━━ STORED RECORDS

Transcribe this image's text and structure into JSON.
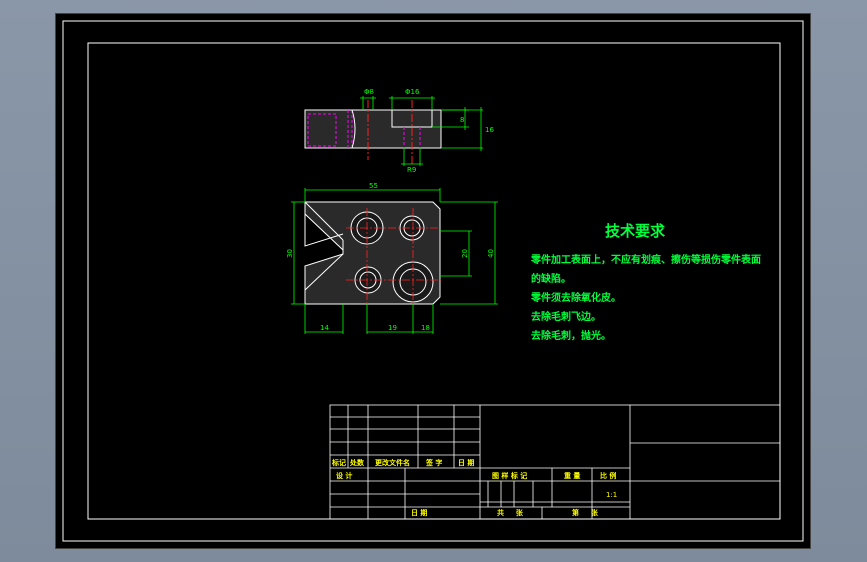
{
  "drawing": {
    "colors": {
      "background": "#000000",
      "outline": "#ffffff",
      "dimension": "#00ff00",
      "centerline": "#ff2020",
      "hidden": "#ff00ff",
      "text": "#00ff3c"
    },
    "top_view_dims": {
      "d_left": "Φ8",
      "d_mid": "Φ16",
      "h_small": "8",
      "h_total": "16",
      "w_bottom": "R9"
    },
    "front_view_dims": {
      "width_total": "55",
      "height_left": "30",
      "height_right": "40",
      "height_mid": "20",
      "bottom_left": "14",
      "bottom_mid": "19",
      "bottom_right": "18"
    }
  },
  "tech_requirements": {
    "title": "技术要求",
    "lines": [
      "零件加工表面上，不应有划痕、擦伤等损伤零件表面",
      "的缺陷。",
      "零件须去除氧化皮。",
      "去除毛刺飞边。",
      "去除毛刺，抛光。"
    ]
  },
  "title_block": {
    "rev_row": [
      "标记",
      "处数",
      "更改文件名",
      "签 字",
      "日 期"
    ],
    "design": "设 计",
    "date": "日 期",
    "stage_headers": [
      "图 样 标 记",
      "重 量",
      "比 例"
    ],
    "scale": "1:1",
    "sheet_total": "共 　 张",
    "sheet_no": "第 　 张"
  }
}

━━━━

-- WORK REQUIRED --
Your copy should match the records word for word, with the pictures removed.

-- RESPONSE BELOW --
Transcribe this image's text and structure into JSON.
{
  "drawing": {
    "colors": {
      "background": "#000000",
      "outline": "#ffffff",
      "dimension": "#00ff00",
      "centerline": "#ff2020",
      "hidden": "#ff00ff",
      "text": "#00ff3c"
    },
    "top_view_dims": {
      "d_left": "Φ8",
      "d_mid": "Φ16",
      "h_small": "8",
      "h_total": "16",
      "w_bottom": "R9"
    },
    "front_view_dims": {
      "width_total": "55",
      "height_left": "30",
      "height_right": "40",
      "height_mid": "20",
      "bottom_left": "14",
      "bottom_mid": "19",
      "bottom_right": "18"
    }
  },
  "tech_requirements": {
    "title": "技术要求",
    "lines": [
      "零件加工表面上，不应有划痕、擦伤等损伤零件表面",
      "的缺陷。",
      "零件须去除氧化皮。",
      "去除毛刺飞边。",
      "去除毛刺，抛光。"
    ]
  },
  "title_block": {
    "rev_row": [
      "标记",
      "处数",
      "更改文件名",
      "签 字",
      "日 期"
    ],
    "design": "设 计",
    "date": "日 期",
    "stage_headers": [
      "图 样 标 记",
      "重 量",
      "比 例"
    ],
    "scale": "1:1",
    "sheet_total": "共 　 张",
    "sheet_no": "第 　 张"
  }
}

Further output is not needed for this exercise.